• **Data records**
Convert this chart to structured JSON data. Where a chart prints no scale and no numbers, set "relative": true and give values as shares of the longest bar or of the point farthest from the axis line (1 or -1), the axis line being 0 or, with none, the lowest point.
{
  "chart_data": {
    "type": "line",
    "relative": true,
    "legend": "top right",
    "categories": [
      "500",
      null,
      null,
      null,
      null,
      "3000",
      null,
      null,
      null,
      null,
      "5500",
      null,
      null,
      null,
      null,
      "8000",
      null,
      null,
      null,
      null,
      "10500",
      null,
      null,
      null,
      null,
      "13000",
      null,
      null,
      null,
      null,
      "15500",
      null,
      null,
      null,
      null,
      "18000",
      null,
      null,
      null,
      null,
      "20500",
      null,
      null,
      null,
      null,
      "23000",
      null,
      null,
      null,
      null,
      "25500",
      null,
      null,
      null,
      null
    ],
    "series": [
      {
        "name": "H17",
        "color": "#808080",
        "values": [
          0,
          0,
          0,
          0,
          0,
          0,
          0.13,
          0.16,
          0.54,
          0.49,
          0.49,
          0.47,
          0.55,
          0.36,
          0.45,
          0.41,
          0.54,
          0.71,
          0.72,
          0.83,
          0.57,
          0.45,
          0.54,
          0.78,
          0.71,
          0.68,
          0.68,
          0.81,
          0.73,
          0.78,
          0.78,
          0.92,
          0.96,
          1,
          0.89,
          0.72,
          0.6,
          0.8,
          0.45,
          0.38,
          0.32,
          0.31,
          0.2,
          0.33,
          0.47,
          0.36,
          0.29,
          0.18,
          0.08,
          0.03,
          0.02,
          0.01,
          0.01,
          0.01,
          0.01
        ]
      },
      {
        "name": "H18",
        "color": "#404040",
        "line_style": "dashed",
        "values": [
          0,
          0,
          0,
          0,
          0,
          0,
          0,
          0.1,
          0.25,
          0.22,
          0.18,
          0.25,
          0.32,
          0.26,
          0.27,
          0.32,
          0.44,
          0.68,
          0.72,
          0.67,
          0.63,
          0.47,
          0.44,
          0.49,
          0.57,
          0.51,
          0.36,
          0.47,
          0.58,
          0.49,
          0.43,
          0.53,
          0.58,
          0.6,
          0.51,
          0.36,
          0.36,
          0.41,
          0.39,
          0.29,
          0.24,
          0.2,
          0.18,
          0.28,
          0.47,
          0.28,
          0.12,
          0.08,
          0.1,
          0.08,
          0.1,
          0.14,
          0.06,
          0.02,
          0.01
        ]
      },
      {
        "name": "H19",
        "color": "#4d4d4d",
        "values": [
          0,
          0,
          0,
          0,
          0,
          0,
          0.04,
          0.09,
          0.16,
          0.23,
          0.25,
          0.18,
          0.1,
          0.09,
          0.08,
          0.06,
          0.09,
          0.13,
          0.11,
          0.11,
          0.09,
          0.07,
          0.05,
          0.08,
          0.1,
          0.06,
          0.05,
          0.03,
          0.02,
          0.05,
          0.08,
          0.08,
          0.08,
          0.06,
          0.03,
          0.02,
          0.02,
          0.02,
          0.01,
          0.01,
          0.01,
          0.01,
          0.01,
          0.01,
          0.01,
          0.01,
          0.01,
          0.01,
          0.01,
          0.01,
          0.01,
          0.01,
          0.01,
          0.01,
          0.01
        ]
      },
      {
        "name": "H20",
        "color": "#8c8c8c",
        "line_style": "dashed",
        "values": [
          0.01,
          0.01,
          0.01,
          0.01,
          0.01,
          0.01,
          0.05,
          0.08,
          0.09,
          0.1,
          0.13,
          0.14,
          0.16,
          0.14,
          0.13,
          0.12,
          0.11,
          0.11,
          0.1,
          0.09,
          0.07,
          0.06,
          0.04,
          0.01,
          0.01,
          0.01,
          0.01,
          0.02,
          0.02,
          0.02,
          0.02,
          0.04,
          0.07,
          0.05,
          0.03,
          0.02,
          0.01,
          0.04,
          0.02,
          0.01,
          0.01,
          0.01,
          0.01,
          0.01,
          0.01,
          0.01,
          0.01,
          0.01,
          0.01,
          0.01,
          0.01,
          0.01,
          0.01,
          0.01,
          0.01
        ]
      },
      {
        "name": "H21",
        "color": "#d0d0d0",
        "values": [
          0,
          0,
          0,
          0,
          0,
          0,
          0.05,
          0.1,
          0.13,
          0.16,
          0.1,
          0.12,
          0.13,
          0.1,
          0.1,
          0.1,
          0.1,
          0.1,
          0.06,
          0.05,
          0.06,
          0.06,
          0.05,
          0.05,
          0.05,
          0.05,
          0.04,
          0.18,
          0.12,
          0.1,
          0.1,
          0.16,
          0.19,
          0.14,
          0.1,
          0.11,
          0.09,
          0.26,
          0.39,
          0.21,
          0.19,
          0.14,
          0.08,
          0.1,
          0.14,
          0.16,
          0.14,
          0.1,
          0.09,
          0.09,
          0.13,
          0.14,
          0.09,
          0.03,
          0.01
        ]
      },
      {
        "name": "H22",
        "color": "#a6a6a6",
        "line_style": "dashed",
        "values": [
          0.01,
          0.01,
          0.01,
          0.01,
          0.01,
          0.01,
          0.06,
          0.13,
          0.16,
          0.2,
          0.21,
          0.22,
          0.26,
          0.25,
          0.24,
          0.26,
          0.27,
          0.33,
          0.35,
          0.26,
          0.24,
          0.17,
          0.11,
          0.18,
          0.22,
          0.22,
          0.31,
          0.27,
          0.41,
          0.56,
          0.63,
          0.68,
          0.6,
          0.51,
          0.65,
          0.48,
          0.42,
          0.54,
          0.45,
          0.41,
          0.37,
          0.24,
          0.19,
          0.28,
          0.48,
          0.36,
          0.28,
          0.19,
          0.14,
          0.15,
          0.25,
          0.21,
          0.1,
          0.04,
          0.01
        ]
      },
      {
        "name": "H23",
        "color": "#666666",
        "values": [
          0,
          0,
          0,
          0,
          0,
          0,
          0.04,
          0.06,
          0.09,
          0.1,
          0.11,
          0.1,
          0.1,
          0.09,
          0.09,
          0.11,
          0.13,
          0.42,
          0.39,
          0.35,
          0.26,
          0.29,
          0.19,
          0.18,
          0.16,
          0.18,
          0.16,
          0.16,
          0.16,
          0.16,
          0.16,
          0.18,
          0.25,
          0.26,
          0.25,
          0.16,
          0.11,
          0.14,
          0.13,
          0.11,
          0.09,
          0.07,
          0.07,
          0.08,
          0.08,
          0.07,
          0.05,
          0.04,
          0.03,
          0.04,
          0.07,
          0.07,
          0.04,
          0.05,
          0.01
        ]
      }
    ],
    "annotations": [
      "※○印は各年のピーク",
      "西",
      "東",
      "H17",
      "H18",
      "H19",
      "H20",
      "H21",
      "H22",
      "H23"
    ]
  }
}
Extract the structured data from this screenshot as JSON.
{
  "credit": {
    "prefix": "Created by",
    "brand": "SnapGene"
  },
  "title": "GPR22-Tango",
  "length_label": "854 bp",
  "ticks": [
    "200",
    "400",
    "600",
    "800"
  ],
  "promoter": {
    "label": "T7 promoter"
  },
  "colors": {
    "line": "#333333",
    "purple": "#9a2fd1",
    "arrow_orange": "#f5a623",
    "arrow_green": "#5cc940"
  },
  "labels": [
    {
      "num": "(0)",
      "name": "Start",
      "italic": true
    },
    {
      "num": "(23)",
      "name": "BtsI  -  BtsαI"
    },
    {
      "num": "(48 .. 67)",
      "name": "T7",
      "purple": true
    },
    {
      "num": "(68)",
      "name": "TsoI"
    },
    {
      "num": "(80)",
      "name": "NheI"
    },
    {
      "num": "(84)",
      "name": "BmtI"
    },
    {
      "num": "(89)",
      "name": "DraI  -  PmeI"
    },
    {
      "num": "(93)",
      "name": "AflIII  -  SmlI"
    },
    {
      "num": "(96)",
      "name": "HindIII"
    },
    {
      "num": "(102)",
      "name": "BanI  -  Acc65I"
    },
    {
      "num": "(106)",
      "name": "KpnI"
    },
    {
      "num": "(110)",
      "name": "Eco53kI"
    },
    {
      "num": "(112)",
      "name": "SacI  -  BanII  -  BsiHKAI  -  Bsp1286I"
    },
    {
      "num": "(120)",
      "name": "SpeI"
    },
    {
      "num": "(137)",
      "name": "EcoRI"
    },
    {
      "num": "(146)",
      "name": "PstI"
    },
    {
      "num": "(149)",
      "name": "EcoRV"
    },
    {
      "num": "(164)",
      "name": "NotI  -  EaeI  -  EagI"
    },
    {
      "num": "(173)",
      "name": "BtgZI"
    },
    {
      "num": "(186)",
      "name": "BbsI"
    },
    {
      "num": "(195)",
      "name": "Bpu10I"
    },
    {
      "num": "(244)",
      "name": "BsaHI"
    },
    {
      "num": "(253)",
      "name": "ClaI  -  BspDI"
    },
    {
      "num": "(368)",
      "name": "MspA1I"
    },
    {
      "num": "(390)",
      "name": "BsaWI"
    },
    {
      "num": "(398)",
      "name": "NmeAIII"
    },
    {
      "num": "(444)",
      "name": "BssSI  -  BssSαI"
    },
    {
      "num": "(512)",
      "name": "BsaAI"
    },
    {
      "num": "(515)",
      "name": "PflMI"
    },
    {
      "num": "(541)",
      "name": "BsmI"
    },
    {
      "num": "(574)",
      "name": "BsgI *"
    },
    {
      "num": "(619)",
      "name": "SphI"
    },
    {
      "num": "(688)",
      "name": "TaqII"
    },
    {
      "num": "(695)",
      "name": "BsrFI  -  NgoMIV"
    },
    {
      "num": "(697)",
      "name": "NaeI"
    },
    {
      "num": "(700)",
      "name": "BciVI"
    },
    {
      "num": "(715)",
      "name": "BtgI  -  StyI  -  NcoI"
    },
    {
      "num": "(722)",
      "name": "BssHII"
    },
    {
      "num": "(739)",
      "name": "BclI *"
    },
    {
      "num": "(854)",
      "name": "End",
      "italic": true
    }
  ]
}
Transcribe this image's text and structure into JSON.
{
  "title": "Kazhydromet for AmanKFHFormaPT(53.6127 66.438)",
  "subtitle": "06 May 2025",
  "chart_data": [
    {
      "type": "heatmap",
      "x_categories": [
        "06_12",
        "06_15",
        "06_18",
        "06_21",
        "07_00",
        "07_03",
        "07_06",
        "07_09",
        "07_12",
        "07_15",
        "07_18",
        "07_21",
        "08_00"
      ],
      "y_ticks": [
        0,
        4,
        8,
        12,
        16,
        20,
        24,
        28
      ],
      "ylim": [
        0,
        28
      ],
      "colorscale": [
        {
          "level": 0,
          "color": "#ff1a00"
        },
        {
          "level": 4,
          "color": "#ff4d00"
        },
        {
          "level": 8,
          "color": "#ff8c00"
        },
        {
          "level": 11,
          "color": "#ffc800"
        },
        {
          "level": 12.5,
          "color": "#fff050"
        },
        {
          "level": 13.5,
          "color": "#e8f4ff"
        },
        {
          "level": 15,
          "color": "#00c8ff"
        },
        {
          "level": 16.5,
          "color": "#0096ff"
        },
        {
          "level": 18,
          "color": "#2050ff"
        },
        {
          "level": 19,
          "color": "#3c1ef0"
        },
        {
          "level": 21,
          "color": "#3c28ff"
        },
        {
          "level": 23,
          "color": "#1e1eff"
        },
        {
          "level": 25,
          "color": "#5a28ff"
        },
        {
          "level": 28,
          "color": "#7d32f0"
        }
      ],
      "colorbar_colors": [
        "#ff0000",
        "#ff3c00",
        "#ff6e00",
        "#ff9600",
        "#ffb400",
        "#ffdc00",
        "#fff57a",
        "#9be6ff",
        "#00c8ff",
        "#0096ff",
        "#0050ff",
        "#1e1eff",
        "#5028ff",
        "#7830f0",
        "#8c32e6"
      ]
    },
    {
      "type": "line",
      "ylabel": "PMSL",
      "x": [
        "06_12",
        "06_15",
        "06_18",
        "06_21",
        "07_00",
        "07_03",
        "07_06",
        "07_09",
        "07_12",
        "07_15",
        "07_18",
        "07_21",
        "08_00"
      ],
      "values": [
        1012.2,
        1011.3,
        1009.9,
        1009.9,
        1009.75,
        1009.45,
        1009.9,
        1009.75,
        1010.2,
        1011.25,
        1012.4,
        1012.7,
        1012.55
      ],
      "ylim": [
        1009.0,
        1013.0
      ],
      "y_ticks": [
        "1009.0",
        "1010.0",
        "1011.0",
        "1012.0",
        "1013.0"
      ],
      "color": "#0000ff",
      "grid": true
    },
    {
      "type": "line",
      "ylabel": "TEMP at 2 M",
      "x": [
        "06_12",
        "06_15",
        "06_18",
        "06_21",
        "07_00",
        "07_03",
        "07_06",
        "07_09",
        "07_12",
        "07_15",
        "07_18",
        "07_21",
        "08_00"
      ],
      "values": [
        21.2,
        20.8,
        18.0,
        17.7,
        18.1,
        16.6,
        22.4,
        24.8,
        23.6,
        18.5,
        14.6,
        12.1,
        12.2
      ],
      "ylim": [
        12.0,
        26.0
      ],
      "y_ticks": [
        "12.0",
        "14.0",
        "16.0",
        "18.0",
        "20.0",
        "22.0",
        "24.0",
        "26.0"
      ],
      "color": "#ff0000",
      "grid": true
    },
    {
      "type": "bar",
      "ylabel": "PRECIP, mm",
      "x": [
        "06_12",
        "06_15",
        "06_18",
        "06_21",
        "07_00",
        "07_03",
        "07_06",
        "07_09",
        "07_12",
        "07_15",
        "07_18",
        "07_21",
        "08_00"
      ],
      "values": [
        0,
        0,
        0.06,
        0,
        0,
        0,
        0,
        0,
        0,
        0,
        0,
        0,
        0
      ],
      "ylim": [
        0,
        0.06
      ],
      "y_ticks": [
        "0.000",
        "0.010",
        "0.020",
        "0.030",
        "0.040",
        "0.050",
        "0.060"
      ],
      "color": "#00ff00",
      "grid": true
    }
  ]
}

• **Your task**
Copy out every line of the data that includes the word "this".

• **Written answer**
Convert this chart to structured JSON data. Where a chart prints no scale and no numbers, set "relative": true and give values as shares of the longest bar or of the point farthest from the axis line (1 or -1), the axis line being 0 or, with none, the lowest point.
Extract the structured data from this screenshot as JSON.
Transcribe this image's text and structure into JSON.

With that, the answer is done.